(Your objective) Copy out every line of the entries below exactly as it stands, without changing any character.

(Supplied entries)
..............................

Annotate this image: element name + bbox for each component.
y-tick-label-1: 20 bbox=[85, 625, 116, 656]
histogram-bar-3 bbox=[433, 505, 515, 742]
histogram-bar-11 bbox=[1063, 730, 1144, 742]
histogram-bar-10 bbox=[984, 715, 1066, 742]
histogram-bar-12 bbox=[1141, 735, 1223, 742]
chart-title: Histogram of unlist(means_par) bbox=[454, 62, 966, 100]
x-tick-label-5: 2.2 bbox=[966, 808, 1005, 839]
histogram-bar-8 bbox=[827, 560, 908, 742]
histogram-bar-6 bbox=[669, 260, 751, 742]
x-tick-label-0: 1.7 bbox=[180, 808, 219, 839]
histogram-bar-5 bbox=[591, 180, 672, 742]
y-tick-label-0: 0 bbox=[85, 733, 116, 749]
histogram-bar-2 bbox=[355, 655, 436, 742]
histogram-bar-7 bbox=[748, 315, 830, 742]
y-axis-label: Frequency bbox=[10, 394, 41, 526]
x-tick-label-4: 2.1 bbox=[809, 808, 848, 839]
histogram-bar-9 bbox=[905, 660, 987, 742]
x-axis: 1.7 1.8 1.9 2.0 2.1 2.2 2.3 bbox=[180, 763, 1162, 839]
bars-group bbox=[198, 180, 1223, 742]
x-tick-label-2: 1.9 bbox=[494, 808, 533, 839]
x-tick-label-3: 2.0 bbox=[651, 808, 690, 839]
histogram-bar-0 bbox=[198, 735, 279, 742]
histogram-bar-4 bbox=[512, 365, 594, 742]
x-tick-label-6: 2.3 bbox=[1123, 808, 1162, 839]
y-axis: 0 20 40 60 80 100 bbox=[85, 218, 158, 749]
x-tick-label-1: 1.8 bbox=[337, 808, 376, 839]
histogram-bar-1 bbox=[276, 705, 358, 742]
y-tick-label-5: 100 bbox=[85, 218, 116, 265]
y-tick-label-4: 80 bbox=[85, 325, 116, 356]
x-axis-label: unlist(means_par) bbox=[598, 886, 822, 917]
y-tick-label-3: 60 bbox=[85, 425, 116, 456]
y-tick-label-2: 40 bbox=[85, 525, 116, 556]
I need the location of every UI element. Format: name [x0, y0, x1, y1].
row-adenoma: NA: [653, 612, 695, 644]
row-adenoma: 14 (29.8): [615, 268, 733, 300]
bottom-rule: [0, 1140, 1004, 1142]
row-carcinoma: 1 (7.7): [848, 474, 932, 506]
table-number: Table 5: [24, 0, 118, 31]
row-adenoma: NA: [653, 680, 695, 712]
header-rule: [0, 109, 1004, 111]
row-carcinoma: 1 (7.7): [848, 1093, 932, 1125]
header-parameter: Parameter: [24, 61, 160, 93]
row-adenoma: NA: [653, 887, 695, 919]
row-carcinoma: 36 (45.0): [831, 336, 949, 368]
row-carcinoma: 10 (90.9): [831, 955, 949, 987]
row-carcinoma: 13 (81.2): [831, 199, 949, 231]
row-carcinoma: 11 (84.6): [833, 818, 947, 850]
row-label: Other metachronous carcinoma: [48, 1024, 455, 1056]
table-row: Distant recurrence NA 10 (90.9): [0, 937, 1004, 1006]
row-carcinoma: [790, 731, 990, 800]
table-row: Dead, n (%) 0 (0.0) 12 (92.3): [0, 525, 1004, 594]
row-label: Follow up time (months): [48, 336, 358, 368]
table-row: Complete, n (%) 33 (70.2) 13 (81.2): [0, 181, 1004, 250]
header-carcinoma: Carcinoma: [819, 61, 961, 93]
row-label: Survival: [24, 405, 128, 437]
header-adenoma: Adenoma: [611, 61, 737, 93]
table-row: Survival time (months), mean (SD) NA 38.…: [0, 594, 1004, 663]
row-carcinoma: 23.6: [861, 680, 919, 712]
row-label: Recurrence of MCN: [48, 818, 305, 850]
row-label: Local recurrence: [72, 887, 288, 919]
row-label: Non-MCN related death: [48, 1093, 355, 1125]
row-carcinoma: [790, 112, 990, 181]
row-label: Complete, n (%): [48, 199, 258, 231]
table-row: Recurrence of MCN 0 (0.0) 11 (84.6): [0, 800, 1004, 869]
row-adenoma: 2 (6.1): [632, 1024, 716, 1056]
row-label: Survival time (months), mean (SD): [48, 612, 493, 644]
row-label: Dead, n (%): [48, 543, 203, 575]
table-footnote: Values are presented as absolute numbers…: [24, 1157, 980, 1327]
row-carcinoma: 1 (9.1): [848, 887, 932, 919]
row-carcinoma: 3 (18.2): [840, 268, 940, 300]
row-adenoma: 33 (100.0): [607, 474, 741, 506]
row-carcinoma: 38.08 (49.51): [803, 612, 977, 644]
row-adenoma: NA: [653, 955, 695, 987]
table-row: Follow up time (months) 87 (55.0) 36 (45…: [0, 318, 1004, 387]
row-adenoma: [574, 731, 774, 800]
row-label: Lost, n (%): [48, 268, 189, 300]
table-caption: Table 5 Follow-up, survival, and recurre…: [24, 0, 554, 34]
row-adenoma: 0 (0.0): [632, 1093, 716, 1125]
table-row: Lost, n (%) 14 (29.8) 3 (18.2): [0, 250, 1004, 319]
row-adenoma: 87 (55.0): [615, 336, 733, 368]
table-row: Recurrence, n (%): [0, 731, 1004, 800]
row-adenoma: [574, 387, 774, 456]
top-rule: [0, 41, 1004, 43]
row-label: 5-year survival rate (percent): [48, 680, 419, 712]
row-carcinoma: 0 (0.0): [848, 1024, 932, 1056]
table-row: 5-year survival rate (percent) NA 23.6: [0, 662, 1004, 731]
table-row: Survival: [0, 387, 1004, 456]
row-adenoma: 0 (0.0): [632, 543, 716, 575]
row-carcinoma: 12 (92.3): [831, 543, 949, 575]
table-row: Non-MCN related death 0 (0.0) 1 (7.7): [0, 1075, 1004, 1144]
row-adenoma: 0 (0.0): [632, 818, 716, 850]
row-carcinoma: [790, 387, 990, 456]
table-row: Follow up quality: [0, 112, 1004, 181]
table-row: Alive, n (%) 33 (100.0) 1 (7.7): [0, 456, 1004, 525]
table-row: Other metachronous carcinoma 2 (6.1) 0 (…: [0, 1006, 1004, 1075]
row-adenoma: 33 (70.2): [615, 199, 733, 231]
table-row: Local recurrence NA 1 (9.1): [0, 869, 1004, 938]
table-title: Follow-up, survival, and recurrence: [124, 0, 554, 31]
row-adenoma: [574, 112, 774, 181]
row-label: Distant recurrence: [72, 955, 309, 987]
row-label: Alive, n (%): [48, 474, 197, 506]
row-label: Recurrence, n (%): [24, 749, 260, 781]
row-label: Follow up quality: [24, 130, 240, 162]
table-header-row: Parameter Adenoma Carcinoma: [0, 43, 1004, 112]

..............................

(Solution to this task)
Annotate this image: element name + bbox for each component.
y-tick-label-1: 20 bbox=[85, 625, 116, 656]
histogram-bar-3 bbox=[433, 505, 515, 742]
histogram-bar-11 bbox=[1063, 730, 1144, 742]
histogram-bar-10 bbox=[984, 715, 1066, 742]
histogram-bar-12 bbox=[1141, 735, 1223, 742]
chart-title: Histogram of unlist(means_par) bbox=[454, 62, 966, 100]
x-tick-label-5: 2.2 bbox=[966, 808, 1005, 839]
histogram-bar-8 bbox=[827, 560, 908, 742]
histogram-bar-6 bbox=[669, 260, 751, 742]
x-tick-label-0: 1.7 bbox=[180, 808, 219, 839]
histogram-bar-5 bbox=[591, 180, 672, 742]
y-tick-label-0: 0 bbox=[85, 733, 116, 749]
histogram-bar-2 bbox=[355, 655, 436, 742]
histogram-bar-7 bbox=[748, 315, 830, 742]
y-axis-label: Frequency bbox=[10, 394, 41, 526]
x-tick-label-4: 2.1 bbox=[809, 808, 848, 839]
histogram-bar-9 bbox=[905, 660, 987, 742]
x-axis: 1.7 1.8 1.9 2.0 2.1 2.2 2.3 bbox=[180, 763, 1162, 839]
bars-group bbox=[198, 180, 1223, 742]
x-tick-label-2: 1.9 bbox=[494, 808, 533, 839]
x-tick-label-3: 2.0 bbox=[651, 808, 690, 839]
histogram-bar-0 bbox=[198, 735, 279, 742]
histogram-bar-4 bbox=[512, 365, 594, 742]
x-tick-label-6: 2.3 bbox=[1123, 808, 1162, 839]
y-axis: 0 20 40 60 80 100 bbox=[85, 218, 158, 749]
x-tick-label-1: 1.8 bbox=[337, 808, 376, 839]
histogram-bar-1 bbox=[276, 705, 358, 742]
y-tick-label-5: 100 bbox=[85, 218, 116, 265]
y-tick-label-4: 80 bbox=[85, 325, 116, 356]
x-axis-label: unlist(means_par) bbox=[598, 886, 822, 917]
y-tick-label-3: 60 bbox=[85, 425, 116, 456]
y-tick-label-2: 40 bbox=[85, 525, 116, 556]
I need the location of every UI element. Format: name [x0, y0, x1, y1].
row-adenoma: NA: [653, 612, 695, 644]
row-adenoma: 14 (29.8): [615, 268, 733, 300]
bottom-rule: [0, 1140, 1004, 1142]
row-carcinoma: 1 (7.7): [848, 474, 932, 506]
table-number: Table 5: [24, 0, 118, 31]
row-adenoma: NA: [653, 680, 695, 712]
header-rule: [0, 109, 1004, 111]
row-carcinoma: 1 (7.7): [848, 1093, 932, 1125]
header-parameter: Parameter: [24, 61, 160, 93]
row-adenoma: NA: [653, 887, 695, 919]
row-carcinoma: 36 (45.0): [831, 336, 949, 368]
row-carcinoma: 10 (90.9): [831, 955, 949, 987]
row-carcinoma: 13 (81.2): [831, 199, 949, 231]
row-carcinoma: 11 (84.6): [833, 818, 947, 850]
row-label: Other metachronous carcinoma: [48, 1024, 455, 1056]
table-row: Distant recurrence NA 10 (90.9): [0, 937, 1004, 1006]
row-carcinoma: [790, 731, 990, 800]
table-row: Dead, n (%) 0 (0.0) 12 (92.3): [0, 525, 1004, 594]
row-label: Follow up time (months): [48, 336, 358, 368]
table-row: Complete, n (%) 33 (70.2) 13 (81.2): [0, 181, 1004, 250]
header-carcinoma: Carcinoma: [819, 61, 961, 93]
row-label: Survival: [24, 405, 128, 437]
header-adenoma: Adenoma: [611, 61, 737, 93]
table-row: Survival time (months), mean (SD) NA 38.…: [0, 594, 1004, 663]
row-carcinoma: 23.6: [861, 680, 919, 712]
row-label: Recurrence of MCN: [48, 818, 305, 850]
row-label: Local recurrence: [72, 887, 288, 919]
row-label: Non-MCN related death: [48, 1093, 355, 1125]
row-carcinoma: [790, 112, 990, 181]
row-label: Complete, n (%): [48, 199, 258, 231]
table-row: Recurrence of MCN 0 (0.0) 11 (84.6): [0, 800, 1004, 869]
row-adenoma: 2 (6.1): [632, 1024, 716, 1056]
row-label: Survival time (months), mean (SD): [48, 612, 493, 644]
row-label: Dead, n (%): [48, 543, 203, 575]
table-footnote: Values are presented as absolute numbers…: [24, 1157, 980, 1327]
row-carcinoma: 1 (9.1): [848, 887, 932, 919]
row-carcinoma: 3 (18.2): [840, 268, 940, 300]
row-adenoma: 33 (100.0): [607, 474, 741, 506]
row-carcinoma: 38.08 (49.51): [803, 612, 977, 644]
row-adenoma: NA: [653, 955, 695, 987]
table-row: Follow up time (months) 87 (55.0) 36 (45…: [0, 318, 1004, 387]
row-adenoma: [574, 731, 774, 800]
row-label: Lost, n (%): [48, 268, 189, 300]
table-caption: Table 5 Follow-up, survival, and recurre…: [24, 0, 554, 34]
row-adenoma: 0 (0.0): [632, 1093, 716, 1125]
table-row: Lost, n (%) 14 (29.8) 3 (18.2): [0, 250, 1004, 319]
row-adenoma: 87 (55.0): [615, 336, 733, 368]
table-row: Recurrence, n (%): [0, 731, 1004, 800]
row-adenoma: [574, 387, 774, 456]
top-rule: [0, 41, 1004, 43]
row-label: 5-year survival rate (percent): [48, 680, 419, 712]
row-carcinoma: 0 (0.0): [848, 1024, 932, 1056]
table-row: 5-year survival rate (percent) NA 23.6: [0, 662, 1004, 731]
table-row: Survival: [0, 387, 1004, 456]
row-adenoma: 0 (0.0): [632, 543, 716, 575]
row-carcinoma: 12 (92.3): [831, 543, 949, 575]
table-row: Non-MCN related death 0 (0.0) 1 (7.7): [0, 1075, 1004, 1144]
row-adenoma: 0 (0.0): [632, 818, 716, 850]
row-carcinoma: [790, 387, 990, 456]
table-row: Follow up quality: [0, 112, 1004, 181]
table-row: Alive, n (%) 33 (100.0) 1 (7.7): [0, 456, 1004, 525]
table-row: Other metachronous carcinoma 2 (6.1) 0 (…: [0, 1006, 1004, 1075]
row-adenoma: 33 (70.2): [615, 199, 733, 231]
table-row: Local recurrence NA 1 (9.1): [0, 869, 1004, 938]
table-title: Follow-up, survival, and recurrence: [124, 0, 554, 31]
row-adenoma: [574, 112, 774, 181]
row-label: Distant recurrence: [72, 955, 309, 987]
row-label: Alive, n (%): [48, 474, 197, 506]
row-label: Recurrence, n (%): [24, 749, 260, 781]
row-label: Follow up quality: [24, 130, 240, 162]
table-header-row: Parameter Adenoma Carcinoma: [0, 43, 1004, 112]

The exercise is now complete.